EXERCISE OBJECTIVE »
Copy the lines below verbatim, but only from the line containing "Extract all readable text from this page." through the end of the data.

__________

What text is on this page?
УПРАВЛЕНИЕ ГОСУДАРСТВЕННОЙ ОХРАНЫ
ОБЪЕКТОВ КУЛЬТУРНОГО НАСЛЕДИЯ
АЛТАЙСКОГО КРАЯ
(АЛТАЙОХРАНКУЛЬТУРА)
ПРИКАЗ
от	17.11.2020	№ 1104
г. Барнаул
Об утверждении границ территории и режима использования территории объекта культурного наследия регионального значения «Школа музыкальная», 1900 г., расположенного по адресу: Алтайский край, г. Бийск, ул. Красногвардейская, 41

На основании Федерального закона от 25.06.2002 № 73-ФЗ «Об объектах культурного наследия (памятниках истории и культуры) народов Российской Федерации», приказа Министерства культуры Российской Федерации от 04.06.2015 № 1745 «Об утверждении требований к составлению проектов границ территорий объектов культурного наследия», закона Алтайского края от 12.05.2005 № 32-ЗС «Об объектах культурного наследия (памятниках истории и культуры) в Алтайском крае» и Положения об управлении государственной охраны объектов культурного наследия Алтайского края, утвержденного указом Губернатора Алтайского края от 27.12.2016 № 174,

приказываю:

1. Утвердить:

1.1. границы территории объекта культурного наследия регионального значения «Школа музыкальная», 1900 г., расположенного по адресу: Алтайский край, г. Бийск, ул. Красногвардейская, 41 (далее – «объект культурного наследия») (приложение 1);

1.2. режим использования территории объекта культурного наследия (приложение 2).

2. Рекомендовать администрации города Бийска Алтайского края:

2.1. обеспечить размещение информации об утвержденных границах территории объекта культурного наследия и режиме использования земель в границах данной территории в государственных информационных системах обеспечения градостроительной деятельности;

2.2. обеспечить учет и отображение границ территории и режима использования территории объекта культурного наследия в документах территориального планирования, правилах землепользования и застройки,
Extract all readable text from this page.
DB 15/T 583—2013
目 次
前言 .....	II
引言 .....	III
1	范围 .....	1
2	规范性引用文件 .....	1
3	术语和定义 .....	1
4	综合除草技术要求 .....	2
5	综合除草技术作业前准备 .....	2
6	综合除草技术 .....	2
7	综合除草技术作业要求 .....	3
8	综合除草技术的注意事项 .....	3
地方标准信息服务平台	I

__________

RESULT FOR THIS TASK »
Extract all readable text from this page.
DB 15/T 583—2013
目 次
前言 .....	II
引言 .....	III
1	范围 .....	1
2	规范性引用文件 .....	1
3	术语和定义 .....	1
4	综合除草技术要求 .....	2
5	综合除草技术作业前准备 .....	2
6	综合除草技术 .....	2
7	综合除草技术作业要求 .....	3
8	综合除草技术的注意事项 .....	3
地方标准信息服务平台	I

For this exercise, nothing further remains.